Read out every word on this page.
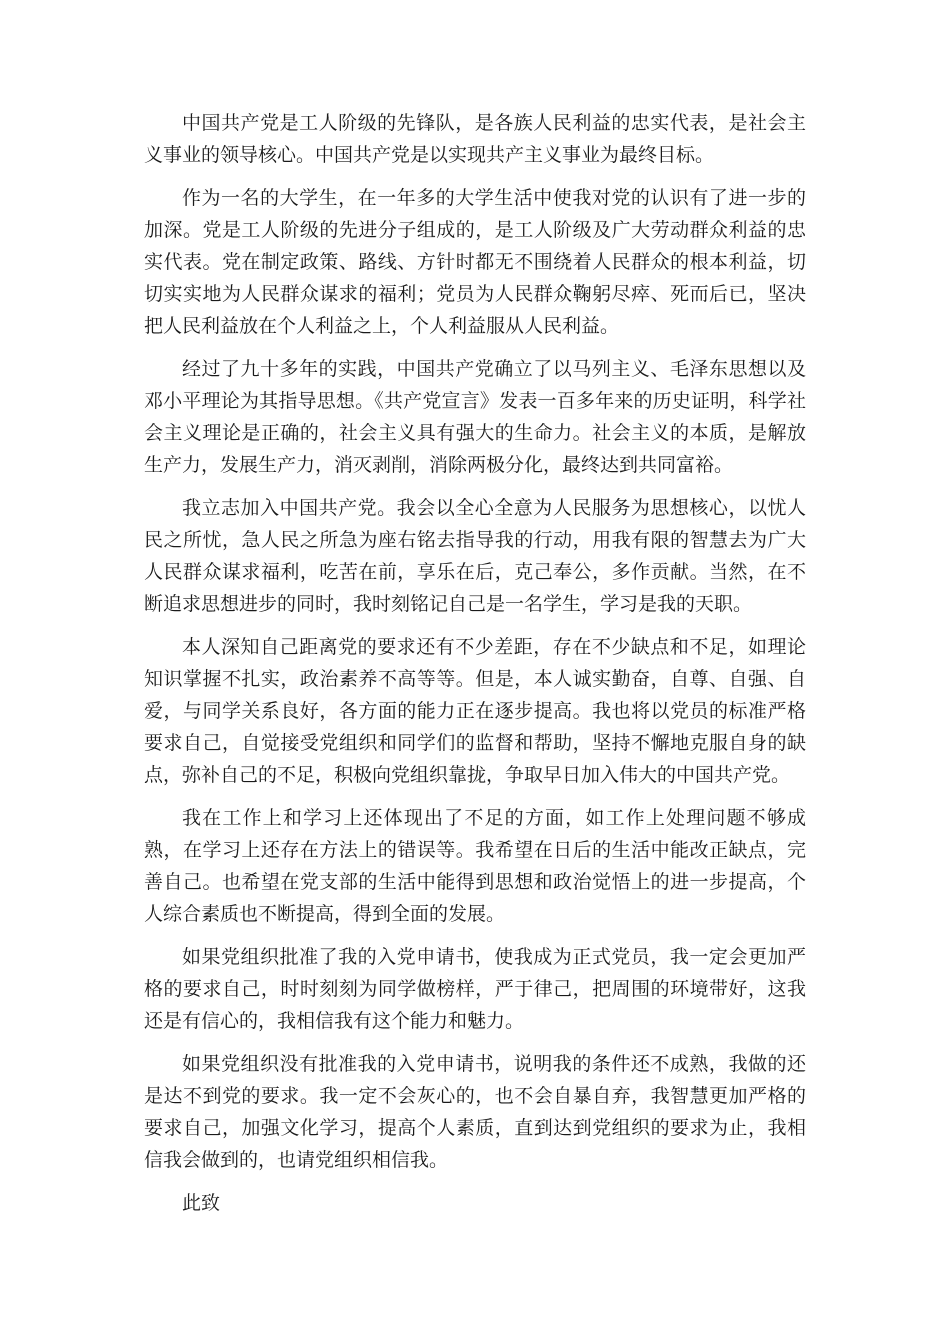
中国共产党是工人阶级的先锋队，是各族人民利益的忠实代表，是社会主义事业的领导核心。中国共产党是以实现共产主义事业为最终目标。

作为一名的大学生，在一年多的大学生活中使我对党的认识有了进一步的加深。党是工人阶级的先进分子组成的，是工人阶级及广大劳动群众利益的忠实代表。党在制定政策、路线、方针时都无不围绕着人民群众的根本利益，切切实实地为人民群众谋求的福利；党员为人民群众鞠躬尽瘁、死而后已，坚决把人民利益放在个人利益之上，个人利益服从人民利益。

经过了九十多年的实践，中国共产党确立了以马列主义、毛泽东思想以及邓小平理论为其指导思想。《共产党宣言》发表一百多年来的历史证明，科学社会主义理论是正确的，社会主义具有强大的生命力。社会主义的本质，是解放生产力，发展生产力，消灭剥削，消除两极分化，最终达到共同富裕。

我立志加入中国共产党。我会以全心全意为人民服务为思想核心，以忧人民之所忧，急人民之所急为座右铭去指导我的行动，用我有限的智慧去为广大人民群众谋求福利，吃苦在前，享乐在后，克己奉公，多作贡献。当然，在不断追求思想进步的同时，我时刻铭记自己是一名学生，学习是我的天职。

本人深知自己距离党的要求还有不少差距，存在不少缺点和不足，如理论知识掌握不扎实，政治素养不高等等。但是，本人诚实勤奋，自尊、自强、自爱，与同学关系良好，各方面的能力正在逐步提高。我也将以党员的标准严格要求自己，自觉接受党组织和同学们的监督和帮助，坚持不懈地克服自身的缺点，弥补自己的不足，积极向党组织靠拢，争取早日加入伟大的中国共产党。

我在工作上和学习上还体现出了不足的方面，如工作上处理问题不够成熟，在学习上还存在方法上的错误等。我希望在日后的生活中能改正缺点，完善自己。也希望在党支部的生活中能得到思想和政治觉悟上的进一步提高，个人综合素质也不断提高，得到全面的发展。

如果党组织批准了我的入党申请书，使我成为正式党员，我一定会更加严格的要求自己，时时刻刻为同学做榜样，严于律己，把周围的环境带好，这我还是有信心的，我相信我有这个能力和魅力。

如果党组织没有批准我的入党申请书，说明我的条件还不成熟，我做的还是达不到党的要求。我一定不会灰心的，也不会自暴自弃，我智慧更加严格的要求自己，加强文化学习，提高个人素质，直到达到党组织的要求为止，我相信我会做到的，也请党组织相信我。

此致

================================

__WORK REQUIRED__. Pictures excluded, quote all the data above exactly.

__RESULT__.
Read out every word on this page.
中国共产党是工人阶级的先锋队，是各族人民利益的忠实代表，是社会主义事业的领导核心。中国共产党是以实现共产主义事业为最终目标。

作为一名的大学生，在一年多的大学生活中使我对党的认识有了进一步的加深。党是工人阶级的先进分子组成的，是工人阶级及广大劳动群众利益的忠实代表。党在制定政策、路线、方针时都无不围绕着人民群众的根本利益，切切实实地为人民群众谋求的福利；党员为人民群众鞠躬尽瘁、死而后已，坚决把人民利益放在个人利益之上，个人利益服从人民利益。

经过了九十多年的实践，中国共产党确立了以马列主义、毛泽东思想以及邓小平理论为其指导思想。《共产党宣言》发表一百多年来的历史证明，科学社会主义理论是正确的，社会主义具有强大的生命力。社会主义的本质，是解放生产力，发展生产力，消灭剥削，消除两极分化，最终达到共同富裕。

我立志加入中国共产党。我会以全心全意为人民服务为思想核心，以忧人民之所忧，急人民之所急为座右铭去指导我的行动，用我有限的智慧去为广大人民群众谋求福利，吃苦在前，享乐在后，克己奉公，多作贡献。当然，在不断追求思想进步的同时，我时刻铭记自己是一名学生，学习是我的天职。

本人深知自己距离党的要求还有不少差距，存在不少缺点和不足，如理论知识掌握不扎实，政治素养不高等等。但是，本人诚实勤奋，自尊、自强、自爱，与同学关系良好，各方面的能力正在逐步提高。我也将以党员的标准严格要求自己，自觉接受党组织和同学们的监督和帮助，坚持不懈地克服自身的缺点，弥补自己的不足，积极向党组织靠拢，争取早日加入伟大的中国共产党。

我在工作上和学习上还体现出了不足的方面，如工作上处理问题不够成熟，在学习上还存在方法上的错误等。我希望在日后的生活中能改正缺点，完善自己。也希望在党支部的生活中能得到思想和政治觉悟上的进一步提高，个人综合素质也不断提高，得到全面的发展。

如果党组织批准了我的入党申请书，使我成为正式党员，我一定会更加严格的要求自己，时时刻刻为同学做榜样，严于律己，把周围的环境带好，这我还是有信心的，我相信我有这个能力和魅力。

如果党组织没有批准我的入党申请书，说明我的条件还不成熟，我做的还是达不到党的要求。我一定不会灰心的，也不会自暴自弃，我智慧更加严格的要求自己，加强文化学习，提高个人素质，直到达到党组织的要求为止，我相信我会做到的，也请党组织相信我。

此致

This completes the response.